-- Begin Source data --

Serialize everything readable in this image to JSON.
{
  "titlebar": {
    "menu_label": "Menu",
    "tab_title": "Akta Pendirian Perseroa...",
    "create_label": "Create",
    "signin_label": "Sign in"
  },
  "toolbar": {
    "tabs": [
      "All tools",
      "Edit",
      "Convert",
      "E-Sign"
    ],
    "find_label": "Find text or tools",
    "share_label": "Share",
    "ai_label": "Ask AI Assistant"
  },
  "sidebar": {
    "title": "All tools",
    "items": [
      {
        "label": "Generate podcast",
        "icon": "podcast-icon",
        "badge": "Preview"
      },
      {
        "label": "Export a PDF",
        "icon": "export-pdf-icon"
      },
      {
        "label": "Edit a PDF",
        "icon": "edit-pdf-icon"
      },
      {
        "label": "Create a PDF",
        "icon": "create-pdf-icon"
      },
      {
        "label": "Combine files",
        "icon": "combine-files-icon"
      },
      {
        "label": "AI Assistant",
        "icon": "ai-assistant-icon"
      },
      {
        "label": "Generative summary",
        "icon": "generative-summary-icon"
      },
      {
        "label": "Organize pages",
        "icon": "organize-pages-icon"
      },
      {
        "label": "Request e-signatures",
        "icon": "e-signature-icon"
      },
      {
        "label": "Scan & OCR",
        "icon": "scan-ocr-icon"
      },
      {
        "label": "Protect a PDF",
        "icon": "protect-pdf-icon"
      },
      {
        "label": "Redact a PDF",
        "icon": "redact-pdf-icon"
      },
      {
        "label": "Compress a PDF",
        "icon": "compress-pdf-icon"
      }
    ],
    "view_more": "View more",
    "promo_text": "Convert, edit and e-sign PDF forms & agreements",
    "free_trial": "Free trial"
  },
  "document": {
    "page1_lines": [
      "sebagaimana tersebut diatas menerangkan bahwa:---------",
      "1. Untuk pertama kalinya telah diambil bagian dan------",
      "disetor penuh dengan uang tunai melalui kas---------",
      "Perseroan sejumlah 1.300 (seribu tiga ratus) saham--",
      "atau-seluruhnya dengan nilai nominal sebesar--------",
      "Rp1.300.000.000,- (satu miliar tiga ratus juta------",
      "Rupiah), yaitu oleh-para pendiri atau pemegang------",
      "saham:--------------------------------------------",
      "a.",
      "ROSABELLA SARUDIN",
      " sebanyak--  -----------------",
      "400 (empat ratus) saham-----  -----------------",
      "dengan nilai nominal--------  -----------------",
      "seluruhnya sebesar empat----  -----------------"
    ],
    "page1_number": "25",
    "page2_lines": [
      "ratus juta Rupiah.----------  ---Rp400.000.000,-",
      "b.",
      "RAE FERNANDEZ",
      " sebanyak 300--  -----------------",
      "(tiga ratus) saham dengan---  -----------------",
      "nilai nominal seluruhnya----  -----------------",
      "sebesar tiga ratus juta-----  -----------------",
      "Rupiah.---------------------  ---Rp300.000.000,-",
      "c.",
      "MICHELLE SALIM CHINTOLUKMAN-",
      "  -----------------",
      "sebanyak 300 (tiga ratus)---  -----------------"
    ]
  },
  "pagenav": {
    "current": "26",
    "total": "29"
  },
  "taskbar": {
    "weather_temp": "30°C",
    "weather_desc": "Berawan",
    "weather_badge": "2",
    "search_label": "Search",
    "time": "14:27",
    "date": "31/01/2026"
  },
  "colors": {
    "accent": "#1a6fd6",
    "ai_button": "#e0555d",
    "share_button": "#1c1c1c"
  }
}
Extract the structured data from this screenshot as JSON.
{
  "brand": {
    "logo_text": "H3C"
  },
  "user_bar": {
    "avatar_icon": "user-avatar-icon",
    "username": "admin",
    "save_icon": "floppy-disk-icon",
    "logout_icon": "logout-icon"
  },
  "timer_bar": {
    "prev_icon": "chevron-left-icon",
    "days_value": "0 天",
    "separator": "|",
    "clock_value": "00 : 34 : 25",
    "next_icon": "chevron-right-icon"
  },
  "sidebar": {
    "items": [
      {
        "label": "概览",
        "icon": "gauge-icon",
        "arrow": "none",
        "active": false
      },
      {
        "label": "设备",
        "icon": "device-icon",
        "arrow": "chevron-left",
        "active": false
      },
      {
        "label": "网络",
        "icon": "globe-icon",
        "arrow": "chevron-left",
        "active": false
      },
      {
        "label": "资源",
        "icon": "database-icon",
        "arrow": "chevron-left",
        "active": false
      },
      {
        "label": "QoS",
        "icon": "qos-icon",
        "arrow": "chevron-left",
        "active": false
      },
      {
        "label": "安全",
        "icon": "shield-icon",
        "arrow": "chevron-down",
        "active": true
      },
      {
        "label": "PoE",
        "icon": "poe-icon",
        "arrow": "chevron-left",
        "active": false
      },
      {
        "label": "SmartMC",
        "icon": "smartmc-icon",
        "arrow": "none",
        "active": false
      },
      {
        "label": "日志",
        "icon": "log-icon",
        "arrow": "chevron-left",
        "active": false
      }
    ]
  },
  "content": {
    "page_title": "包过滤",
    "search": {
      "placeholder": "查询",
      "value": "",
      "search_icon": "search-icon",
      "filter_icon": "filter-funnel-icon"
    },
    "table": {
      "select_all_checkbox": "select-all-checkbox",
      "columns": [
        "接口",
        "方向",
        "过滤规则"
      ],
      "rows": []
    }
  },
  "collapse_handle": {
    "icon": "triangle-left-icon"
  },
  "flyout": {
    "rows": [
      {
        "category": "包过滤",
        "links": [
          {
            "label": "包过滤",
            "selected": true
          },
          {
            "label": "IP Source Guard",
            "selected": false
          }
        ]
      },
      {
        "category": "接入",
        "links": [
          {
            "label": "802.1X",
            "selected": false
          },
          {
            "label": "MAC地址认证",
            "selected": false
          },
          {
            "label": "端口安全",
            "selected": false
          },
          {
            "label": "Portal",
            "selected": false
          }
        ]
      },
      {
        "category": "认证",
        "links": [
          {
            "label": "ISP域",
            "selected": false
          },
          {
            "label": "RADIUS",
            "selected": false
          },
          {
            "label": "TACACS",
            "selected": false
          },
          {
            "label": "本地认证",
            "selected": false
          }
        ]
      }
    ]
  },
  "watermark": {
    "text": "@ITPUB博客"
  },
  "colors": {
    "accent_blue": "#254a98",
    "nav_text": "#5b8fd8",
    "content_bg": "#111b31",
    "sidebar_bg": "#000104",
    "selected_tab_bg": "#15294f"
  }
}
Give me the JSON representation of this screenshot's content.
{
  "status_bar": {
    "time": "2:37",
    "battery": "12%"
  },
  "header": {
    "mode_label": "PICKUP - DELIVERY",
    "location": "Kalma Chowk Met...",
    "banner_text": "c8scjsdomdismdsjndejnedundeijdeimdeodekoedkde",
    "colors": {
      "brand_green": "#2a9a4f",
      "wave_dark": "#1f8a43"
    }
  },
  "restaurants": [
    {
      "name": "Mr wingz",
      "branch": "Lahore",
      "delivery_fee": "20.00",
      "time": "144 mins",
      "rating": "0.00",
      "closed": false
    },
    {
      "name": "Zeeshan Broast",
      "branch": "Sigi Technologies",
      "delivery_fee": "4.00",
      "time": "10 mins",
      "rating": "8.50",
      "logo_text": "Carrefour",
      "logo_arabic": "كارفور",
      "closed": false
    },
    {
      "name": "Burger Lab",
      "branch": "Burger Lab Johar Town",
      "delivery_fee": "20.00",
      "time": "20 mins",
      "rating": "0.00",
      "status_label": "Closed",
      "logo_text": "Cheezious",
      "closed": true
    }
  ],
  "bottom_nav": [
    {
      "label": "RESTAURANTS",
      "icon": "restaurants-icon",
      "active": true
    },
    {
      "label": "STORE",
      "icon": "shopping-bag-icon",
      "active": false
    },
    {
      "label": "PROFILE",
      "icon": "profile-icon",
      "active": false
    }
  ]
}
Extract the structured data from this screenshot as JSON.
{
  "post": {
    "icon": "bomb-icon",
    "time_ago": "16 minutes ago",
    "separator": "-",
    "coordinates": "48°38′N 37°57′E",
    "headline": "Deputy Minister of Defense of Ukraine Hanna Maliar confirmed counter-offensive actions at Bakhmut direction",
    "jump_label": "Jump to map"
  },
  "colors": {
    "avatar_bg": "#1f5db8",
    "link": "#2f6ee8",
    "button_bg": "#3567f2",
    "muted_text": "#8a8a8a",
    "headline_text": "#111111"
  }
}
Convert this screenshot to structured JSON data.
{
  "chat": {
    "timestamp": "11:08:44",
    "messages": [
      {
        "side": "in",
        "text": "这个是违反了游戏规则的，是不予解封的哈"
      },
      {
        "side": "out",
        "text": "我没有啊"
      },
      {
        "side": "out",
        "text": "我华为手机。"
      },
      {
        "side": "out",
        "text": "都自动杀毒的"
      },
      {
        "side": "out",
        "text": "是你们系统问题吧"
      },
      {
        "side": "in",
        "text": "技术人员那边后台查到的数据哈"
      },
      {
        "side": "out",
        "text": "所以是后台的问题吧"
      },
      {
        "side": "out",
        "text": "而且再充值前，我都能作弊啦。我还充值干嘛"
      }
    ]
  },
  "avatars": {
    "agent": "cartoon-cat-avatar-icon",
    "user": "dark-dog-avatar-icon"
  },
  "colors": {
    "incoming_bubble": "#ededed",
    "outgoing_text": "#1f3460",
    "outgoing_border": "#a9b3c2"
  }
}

-- End Source data --

What you have to do — Collect the lines that hold "branch".

Task result —
      "branch": "Lahore",
      "branch": "Sigi Technologies",
      "branch": "Burger Lab Johar Town",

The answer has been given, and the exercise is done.